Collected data
--- --- ---

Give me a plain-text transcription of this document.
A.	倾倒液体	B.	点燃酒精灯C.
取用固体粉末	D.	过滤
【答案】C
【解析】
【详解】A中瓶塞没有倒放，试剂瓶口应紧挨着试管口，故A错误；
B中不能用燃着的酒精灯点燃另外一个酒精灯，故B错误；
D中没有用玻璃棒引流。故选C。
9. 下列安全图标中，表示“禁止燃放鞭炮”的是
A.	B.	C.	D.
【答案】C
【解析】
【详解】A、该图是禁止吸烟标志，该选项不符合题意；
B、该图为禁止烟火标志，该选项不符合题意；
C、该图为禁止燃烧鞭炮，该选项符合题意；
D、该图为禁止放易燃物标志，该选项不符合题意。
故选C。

--- --- ---

Can you restate every record above word for word?

* **Problem solution**
Give me a plain-text transcription of this document.
A.	倾倒液体	B.	点燃酒精灯C.
取用固体粉末	D.	过滤
【答案】C
【解析】
【详解】A中瓶塞没有倒放，试剂瓶口应紧挨着试管口，故A错误；
B中不能用燃着的酒精灯点燃另外一个酒精灯，故B错误；
D中没有用玻璃棒引流。故选C。
9. 下列安全图标中，表示“禁止燃放鞭炮”的是
A.	B.	C.	D.
【答案】C
【解析】
【详解】A、该图是禁止吸烟标志，该选项不符合题意；
B、该图为禁止烟火标志，该选项不符合题意；
C、该图为禁止燃烧鞭炮，该选项符合题意；
D、该图为禁止放易燃物标志，该选项不符合题意。
故选C。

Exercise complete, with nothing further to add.